[Data records]
start

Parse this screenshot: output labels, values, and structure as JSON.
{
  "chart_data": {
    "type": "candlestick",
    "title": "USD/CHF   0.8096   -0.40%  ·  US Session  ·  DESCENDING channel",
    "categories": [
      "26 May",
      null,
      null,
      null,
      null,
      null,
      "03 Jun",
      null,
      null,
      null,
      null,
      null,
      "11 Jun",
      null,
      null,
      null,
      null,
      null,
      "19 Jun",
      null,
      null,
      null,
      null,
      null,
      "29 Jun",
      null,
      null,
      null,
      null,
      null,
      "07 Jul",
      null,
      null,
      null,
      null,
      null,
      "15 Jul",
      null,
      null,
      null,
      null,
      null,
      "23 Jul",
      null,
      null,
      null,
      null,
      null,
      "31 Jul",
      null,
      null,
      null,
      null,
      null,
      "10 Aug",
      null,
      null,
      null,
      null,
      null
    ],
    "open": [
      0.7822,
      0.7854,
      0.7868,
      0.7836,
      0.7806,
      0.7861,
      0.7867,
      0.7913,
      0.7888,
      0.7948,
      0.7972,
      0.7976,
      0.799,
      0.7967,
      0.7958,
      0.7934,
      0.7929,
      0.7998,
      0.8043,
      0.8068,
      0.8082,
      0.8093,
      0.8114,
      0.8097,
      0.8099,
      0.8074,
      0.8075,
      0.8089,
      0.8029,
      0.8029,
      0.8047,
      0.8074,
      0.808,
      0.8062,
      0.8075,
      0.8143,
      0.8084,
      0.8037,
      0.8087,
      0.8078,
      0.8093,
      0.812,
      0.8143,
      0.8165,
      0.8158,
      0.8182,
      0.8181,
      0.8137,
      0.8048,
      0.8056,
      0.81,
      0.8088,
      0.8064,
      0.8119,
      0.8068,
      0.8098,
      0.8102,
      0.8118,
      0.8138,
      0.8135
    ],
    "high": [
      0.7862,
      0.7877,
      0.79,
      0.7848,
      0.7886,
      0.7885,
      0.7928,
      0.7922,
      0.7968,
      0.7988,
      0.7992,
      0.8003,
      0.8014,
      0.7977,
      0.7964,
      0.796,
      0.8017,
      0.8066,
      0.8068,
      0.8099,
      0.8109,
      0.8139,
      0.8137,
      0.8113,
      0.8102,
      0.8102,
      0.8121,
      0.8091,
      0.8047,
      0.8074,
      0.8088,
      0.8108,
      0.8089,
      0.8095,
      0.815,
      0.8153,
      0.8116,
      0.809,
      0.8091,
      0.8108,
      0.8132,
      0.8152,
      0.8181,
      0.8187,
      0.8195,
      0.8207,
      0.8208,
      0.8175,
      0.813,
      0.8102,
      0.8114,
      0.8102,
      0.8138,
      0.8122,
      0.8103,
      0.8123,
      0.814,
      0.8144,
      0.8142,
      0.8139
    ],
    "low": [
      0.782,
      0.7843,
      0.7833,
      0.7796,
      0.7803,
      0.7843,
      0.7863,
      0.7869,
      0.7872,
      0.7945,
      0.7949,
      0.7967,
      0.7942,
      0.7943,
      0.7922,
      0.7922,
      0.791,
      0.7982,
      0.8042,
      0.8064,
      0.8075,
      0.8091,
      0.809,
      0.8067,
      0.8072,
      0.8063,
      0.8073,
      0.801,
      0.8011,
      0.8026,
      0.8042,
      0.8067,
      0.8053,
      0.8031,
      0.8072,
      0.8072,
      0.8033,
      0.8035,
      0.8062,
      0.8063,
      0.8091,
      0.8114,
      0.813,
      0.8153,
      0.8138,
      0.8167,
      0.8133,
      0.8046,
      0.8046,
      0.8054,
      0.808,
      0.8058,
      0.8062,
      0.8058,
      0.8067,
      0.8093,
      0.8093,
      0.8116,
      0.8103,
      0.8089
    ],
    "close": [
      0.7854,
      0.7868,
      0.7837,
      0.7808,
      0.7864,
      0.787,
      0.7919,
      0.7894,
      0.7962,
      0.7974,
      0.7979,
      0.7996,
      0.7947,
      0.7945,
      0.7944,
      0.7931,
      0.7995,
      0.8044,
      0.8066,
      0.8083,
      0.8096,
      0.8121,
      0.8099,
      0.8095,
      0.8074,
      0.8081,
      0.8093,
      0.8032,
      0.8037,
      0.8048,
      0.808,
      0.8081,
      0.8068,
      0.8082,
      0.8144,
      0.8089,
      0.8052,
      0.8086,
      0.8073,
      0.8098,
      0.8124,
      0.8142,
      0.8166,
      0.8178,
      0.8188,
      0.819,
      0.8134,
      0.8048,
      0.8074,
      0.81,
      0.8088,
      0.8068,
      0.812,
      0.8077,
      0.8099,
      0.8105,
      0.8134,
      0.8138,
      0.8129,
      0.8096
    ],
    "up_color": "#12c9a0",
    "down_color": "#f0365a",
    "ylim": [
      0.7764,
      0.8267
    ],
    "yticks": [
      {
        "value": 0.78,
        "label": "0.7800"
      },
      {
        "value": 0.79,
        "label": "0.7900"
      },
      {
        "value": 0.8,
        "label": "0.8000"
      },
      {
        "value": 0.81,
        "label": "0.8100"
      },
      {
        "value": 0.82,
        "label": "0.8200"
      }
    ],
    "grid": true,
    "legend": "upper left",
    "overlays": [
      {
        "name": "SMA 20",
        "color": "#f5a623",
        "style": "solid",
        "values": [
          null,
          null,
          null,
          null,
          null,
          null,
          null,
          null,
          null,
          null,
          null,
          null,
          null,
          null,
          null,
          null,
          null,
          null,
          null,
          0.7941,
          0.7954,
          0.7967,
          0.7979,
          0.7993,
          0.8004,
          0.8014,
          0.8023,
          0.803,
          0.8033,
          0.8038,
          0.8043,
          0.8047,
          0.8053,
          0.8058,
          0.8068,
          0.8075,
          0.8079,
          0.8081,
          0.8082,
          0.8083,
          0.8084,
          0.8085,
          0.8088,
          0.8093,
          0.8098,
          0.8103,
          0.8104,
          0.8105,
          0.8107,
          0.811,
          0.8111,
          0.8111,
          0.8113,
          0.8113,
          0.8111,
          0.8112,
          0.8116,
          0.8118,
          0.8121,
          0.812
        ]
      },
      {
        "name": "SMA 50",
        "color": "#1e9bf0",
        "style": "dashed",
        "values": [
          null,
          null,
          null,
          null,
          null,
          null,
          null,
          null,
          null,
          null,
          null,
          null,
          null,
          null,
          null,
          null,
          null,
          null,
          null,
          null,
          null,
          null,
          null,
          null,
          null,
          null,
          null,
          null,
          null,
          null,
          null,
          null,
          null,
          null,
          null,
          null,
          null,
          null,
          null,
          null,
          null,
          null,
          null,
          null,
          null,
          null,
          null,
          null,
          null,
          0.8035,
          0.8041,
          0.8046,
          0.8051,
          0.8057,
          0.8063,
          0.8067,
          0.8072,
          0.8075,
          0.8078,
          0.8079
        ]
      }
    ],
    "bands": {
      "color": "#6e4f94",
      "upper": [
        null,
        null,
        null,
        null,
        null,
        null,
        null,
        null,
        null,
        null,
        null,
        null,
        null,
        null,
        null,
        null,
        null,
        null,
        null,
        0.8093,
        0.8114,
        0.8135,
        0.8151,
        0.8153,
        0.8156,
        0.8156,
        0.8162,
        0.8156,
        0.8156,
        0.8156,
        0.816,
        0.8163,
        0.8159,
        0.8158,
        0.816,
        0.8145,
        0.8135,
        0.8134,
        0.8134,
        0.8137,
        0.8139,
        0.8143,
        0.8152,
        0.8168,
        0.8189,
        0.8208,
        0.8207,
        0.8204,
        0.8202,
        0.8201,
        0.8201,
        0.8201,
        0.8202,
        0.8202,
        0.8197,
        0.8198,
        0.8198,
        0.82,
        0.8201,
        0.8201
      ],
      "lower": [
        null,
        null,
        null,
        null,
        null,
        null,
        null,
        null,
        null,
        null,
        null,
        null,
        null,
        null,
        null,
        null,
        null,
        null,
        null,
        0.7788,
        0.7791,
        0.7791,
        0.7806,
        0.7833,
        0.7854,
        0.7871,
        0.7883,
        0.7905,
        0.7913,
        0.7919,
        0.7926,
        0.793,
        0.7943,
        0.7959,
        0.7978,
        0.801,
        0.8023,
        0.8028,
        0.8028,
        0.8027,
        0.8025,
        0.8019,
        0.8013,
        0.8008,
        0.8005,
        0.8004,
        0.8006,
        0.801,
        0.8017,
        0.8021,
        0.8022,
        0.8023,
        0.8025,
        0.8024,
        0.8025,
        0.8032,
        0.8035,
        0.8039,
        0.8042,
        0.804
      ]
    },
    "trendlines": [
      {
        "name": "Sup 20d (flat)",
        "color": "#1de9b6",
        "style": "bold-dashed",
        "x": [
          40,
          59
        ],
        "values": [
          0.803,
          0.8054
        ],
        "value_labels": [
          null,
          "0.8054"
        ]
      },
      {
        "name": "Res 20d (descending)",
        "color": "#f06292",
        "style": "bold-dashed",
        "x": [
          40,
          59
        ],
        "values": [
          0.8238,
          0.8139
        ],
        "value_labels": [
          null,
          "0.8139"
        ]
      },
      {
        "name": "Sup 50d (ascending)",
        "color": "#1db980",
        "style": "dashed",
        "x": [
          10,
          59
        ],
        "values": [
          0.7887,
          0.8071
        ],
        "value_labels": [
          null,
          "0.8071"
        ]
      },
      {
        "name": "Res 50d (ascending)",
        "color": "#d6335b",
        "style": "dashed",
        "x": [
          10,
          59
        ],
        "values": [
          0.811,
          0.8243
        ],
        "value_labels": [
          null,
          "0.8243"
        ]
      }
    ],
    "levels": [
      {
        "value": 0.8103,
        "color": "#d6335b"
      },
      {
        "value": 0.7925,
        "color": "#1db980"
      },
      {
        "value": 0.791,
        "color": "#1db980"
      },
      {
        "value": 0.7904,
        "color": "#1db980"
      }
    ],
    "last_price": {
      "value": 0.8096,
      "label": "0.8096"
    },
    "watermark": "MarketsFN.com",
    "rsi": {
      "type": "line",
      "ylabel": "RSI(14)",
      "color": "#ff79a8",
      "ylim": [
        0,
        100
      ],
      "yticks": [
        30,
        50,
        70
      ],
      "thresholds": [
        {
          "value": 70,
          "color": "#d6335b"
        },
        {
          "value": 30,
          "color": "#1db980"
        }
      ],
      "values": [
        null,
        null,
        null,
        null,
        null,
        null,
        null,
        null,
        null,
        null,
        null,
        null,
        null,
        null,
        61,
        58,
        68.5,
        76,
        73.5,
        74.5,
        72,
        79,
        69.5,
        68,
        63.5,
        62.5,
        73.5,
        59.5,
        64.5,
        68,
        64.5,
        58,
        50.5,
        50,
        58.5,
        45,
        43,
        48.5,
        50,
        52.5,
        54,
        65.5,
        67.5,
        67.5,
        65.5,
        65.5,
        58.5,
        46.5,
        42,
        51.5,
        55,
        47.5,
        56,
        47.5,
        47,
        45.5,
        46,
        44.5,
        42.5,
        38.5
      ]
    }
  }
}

end

> [TASK INSTRUCTIONS]: In the entries above, identify every line with the word "name". Copy those lines.

> [SOLVED PROBLEM]:
        "name": "SMA 20",
        "name": "SMA 50",
        "name": "Sup 20d (flat)",
        "name": "Res 20d (descending)",
        "name": "Sup 50d (ascending)",
        "name": "Res 50d (ascending)",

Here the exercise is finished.